-- GIVEN DATA follows --
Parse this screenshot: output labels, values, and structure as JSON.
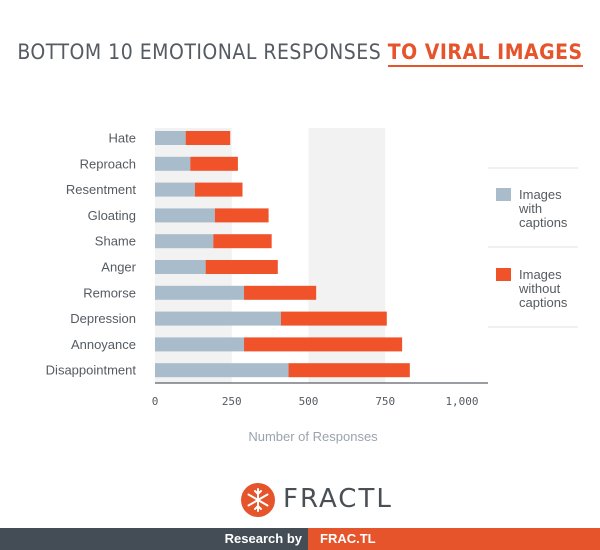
{
  "title": {
    "main": "BOTTOM 10 EMOTIONAL RESPONSES ",
    "accent": "TO VIRAL IMAGES"
  },
  "colors": {
    "with_captions": "#a8bccb",
    "without_captions": "#f0522a",
    "band": "#f2f2f2",
    "accent": "#e5542b",
    "footer_dark": "#444c56"
  },
  "chart_data": {
    "type": "bar",
    "orientation": "horizontal",
    "stacked": true,
    "categories": [
      "Hate",
      "Reproach",
      "Resentment",
      "Gloating",
      "Shame",
      "Anger",
      "Remorse",
      "Depression",
      "Annoyance",
      "Disappointment"
    ],
    "series": [
      {
        "name": "Images with captions",
        "values": [
          100,
          115,
          130,
          195,
          190,
          165,
          290,
          410,
          290,
          435
        ]
      },
      {
        "name": "Images without captions",
        "values": [
          145,
          155,
          155,
          175,
          190,
          235,
          235,
          345,
          515,
          395
        ]
      }
    ],
    "xlabel": "Number of Responses",
    "xlim": [
      0,
      1100
    ],
    "xticks": [
      0,
      250,
      500,
      750,
      1000
    ],
    "xtick_labels": [
      "0",
      "250",
      "500",
      "750",
      "1,000"
    ],
    "legend": [
      {
        "label": "Images with captions",
        "lines": [
          "Images",
          "with",
          "captions"
        ]
      },
      {
        "label": "Images without captions",
        "lines": [
          "Images",
          "without",
          "captions"
        ]
      }
    ],
    "legend_position": "right",
    "grid": "alternating vertical bands"
  },
  "logo": {
    "name": "FRACTL"
  },
  "footer": {
    "research_by": "Research by",
    "brand": "FRAC.TL"
  }
}
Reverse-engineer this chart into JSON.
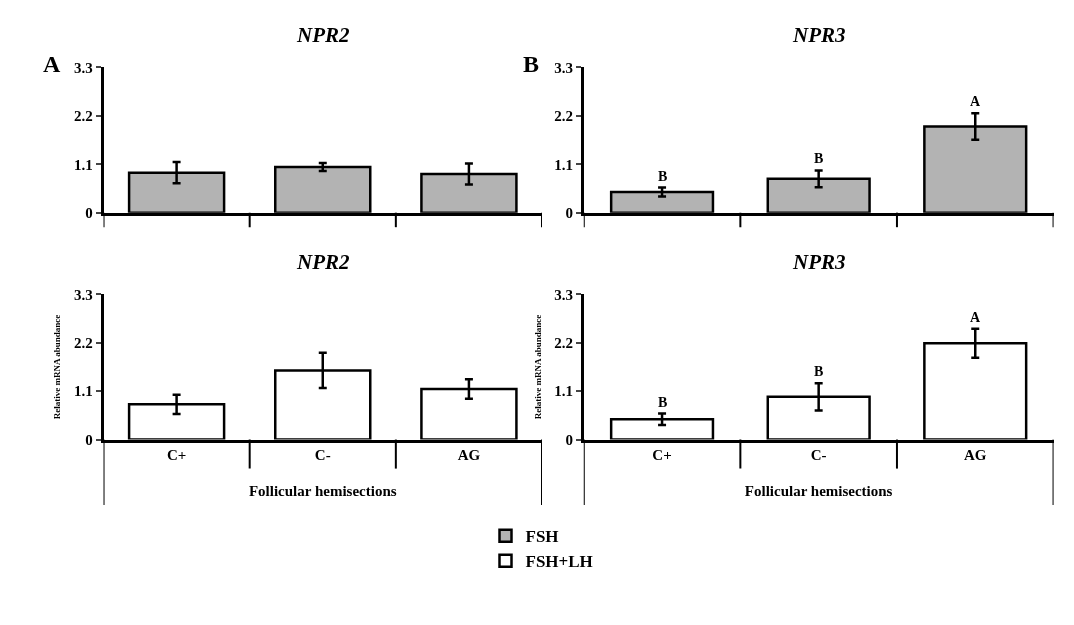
{
  "chart_data": [
    {
      "type": "bar",
      "title": "NPR2",
      "categories": [
        "C+",
        "C-",
        "AG"
      ],
      "series": [
        {
          "name": "FSH",
          "color": "#b3b3b3",
          "values": [
            0.91,
            1.04,
            0.88
          ],
          "errors": [
            0.24,
            0.09,
            0.24
          ]
        }
      ],
      "ylim": [
        0,
        3.3
      ],
      "yticks": [
        0,
        1.1,
        2.2,
        3.3
      ],
      "tick_labels": "y",
      "legend": "bottom",
      "annotations": [
        "A"
      ]
    },
    {
      "type": "bar",
      "title": "NPR3",
      "categories": [
        "C+",
        "C-",
        "AG"
      ],
      "series": [
        {
          "color": "#b3b3b3",
          "values": [
            0.47,
            0.77,
            1.96
          ],
          "errors": [
            0.1,
            0.19,
            0.3
          ]
        }
      ],
      "ylim": [
        0,
        3.3
      ],
      "yticks": [
        0,
        1.1,
        2.2,
        3.3
      ],
      "tick_labels": "y",
      "annotations": [
        "B",
        {
          "text": "B",
          "x": "C+",
          "y": 0.57
        },
        {
          "text": "B",
          "x": "C-",
          "y": 0.96
        },
        {
          "text": "A",
          "x": "AG",
          "y": 2.26
        }
      ]
    },
    {
      "type": "bar",
      "title": "NPR2",
      "xlabel": "Follicular hemisections",
      "ylabel": "Relative mRNA abundance",
      "categories": [
        "C+",
        "C-",
        "AG"
      ],
      "series": [
        {
          "name": "FSH+LH",
          "color": "#ffffff",
          "values": [
            0.8,
            1.57,
            1.15
          ],
          "errors": [
            0.22,
            0.4,
            0.22
          ]
        }
      ],
      "ylim": [
        0,
        3.3
      ],
      "yticks": [
        0,
        1.1,
        2.2,
        3.3
      ],
      "legend": "bottom"
    },
    {
      "type": "bar",
      "title": "NPR3",
      "xlabel": "Follicular hemisections",
      "ylabel": "Relative mRNA abundance",
      "categories": [
        "C+",
        "C-",
        "AG"
      ],
      "series": [
        {
          "color": "#ffffff",
          "values": [
            0.46,
            0.97,
            2.19
          ],
          "errors": [
            0.13,
            0.31,
            0.33
          ]
        }
      ],
      "ylim": [
        0,
        3.3
      ],
      "yticks": [
        0,
        1.1,
        2.2,
        3.3
      ],
      "annotations": [
        {
          "text": "B",
          "x": "C+",
          "y": 0.59
        },
        {
          "text": "B",
          "x": "C-",
          "y": 1.28
        },
        {
          "text": "A",
          "x": "AG",
          "y": 2.52
        }
      ]
    }
  ]
}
-- GIVEN DATA concluded --
**PROBLEM TO SOLVE**: Repeat the listing in full and to the letter, excluding every image.

**YOUR SOLUTION**:
Parse this screenshot: output labels, values, and structure as JSON.
{
  "title": {
    "main": "BOTTOM 10 EMOTIONAL RESPONSES ",
    "accent": "TO VIRAL IMAGES"
  },
  "colors": {
    "with_captions": "#a8bccb",
    "without_captions": "#f0522a",
    "band": "#f2f2f2",
    "accent": "#e5542b",
    "footer_dark": "#444c56"
  },
  "chart_data": {
    "type": "bar",
    "orientation": "horizontal",
    "stacked": true,
    "categories": [
      "Hate",
      "Reproach",
      "Resentment",
      "Gloating",
      "Shame",
      "Anger",
      "Remorse",
      "Depression",
      "Annoyance",
      "Disappointment"
    ],
    "series": [
      {
        "name": "Images with captions",
        "values": [
          100,
          115,
          130,
          195,
          190,
          165,
          290,
          410,
          290,
          435
        ]
      },
      {
        "name": "Images without captions",
        "values": [
          145,
          155,
          155,
          175,
          190,
          235,
          235,
          345,
          515,
          395
        ]
      }
    ],
    "xlabel": "Number of Responses",
    "xlim": [
      0,
      1100
    ],
    "xticks": [
      0,
      250,
      500,
      750,
      1000
    ],
    "xtick_labels": [
      "0",
      "250",
      "500",
      "750",
      "1,000"
    ],
    "legend": [
      {
        "label": "Images with captions",
        "lines": [
          "Images",
          "with",
          "captions"
        ]
      },
      {
        "label": "Images without captions",
        "lines": [
          "Images",
          "without",
          "captions"
        ]
      }
    ],
    "legend_position": "right",
    "grid": "alternating vertical bands"
  },
  "logo": {
    "name": "FRACTL"
  },
  "footer": {
    "research_by": "Research by",
    "brand": "FRAC.TL"
  }
}
Reverse-engineer this chart into JSON.
{
  "chart_data": [
    {
      "type": "bar",
      "title": "NPR2",
      "categories": [
        "C+",
        "C-",
        "AG"
      ],
      "series": [
        {
          "name": "FSH",
          "color": "#b3b3b3",
          "values": [
            0.91,
            1.04,
            0.88
          ],
          "errors": [
            0.24,
            0.09,
            0.24
          ]
        }
      ],
      "ylim": [
        0,
        3.3
      ],
      "yticks": [
        0,
        1.1,
        2.2,
        3.3
      ],
      "tick_labels": "y",
      "legend": "bottom",
      "annotations": [
        "A"
      ]
    },
    {
      "type": "bar",
      "title": "NPR3",
      "categories": [
        "C+",
        "C-",
        "AG"
      ],
      "series": [
        {
          "color": "#b3b3b3",
          "values": [
            0.47,
            0.77,
            1.96
          ],
          "errors": [
            0.1,
            0.19,
            0.3
          ]
        }
      ],
      "ylim": [
        0,
        3.3
      ],
      "yticks": [
        0,
        1.1,
        2.2,
        3.3
      ],
      "tick_labels": "y",
      "annotations": [
        "B",
        {
          "text": "B",
          "x": "C+",
          "y": 0.57
        },
        {
          "text": "B",
          "x": "C-",
          "y": 0.96
        },
        {
          "text": "A",
          "x": "AG",
          "y": 2.26
        }
      ]
    },
    {
      "type": "bar",
      "title": "NPR2",
      "xlabel": "Follicular hemisections",
      "ylabel": "Relative mRNA abundance",
      "categories": [
        "C+",
        "C-",
        "AG"
      ],
      "series": [
        {
          "name": "FSH+LH",
          "color": "#ffffff",
          "values": [
            0.8,
            1.57,
            1.15
          ],
          "errors": [
            0.22,
            0.4,
            0.22
          ]
        }
      ],
      "ylim": [
        0,
        3.3
      ],
      "yticks": [
        0,
        1.1,
        2.2,
        3.3
      ],
      "legend": "bottom"
    },
    {
      "type": "bar",
      "title": "NPR3",
      "xlabel": "Follicular hemisections",
      "ylabel": "Relative mRNA abundance",
      "categories": [
        "C+",
        "C-",
        "AG"
      ],
      "series": [
        {
          "color": "#ffffff",
          "values": [
            0.46,
            0.97,
            2.19
          ],
          "errors": [
            0.13,
            0.31,
            0.33
          ]
        }
      ],
      "ylim": [
        0,
        3.3
      ],
      "yticks": [
        0,
        1.1,
        2.2,
        3.3
      ],
      "annotations": [
        {
          "text": "B",
          "x": "C+",
          "y": 0.59
        },
        {
          "text": "B",
          "x": "C-",
          "y": 1.28
        },
        {
          "text": "A",
          "x": "AG",
          "y": 2.52
        }
      ]
    }
  ]
}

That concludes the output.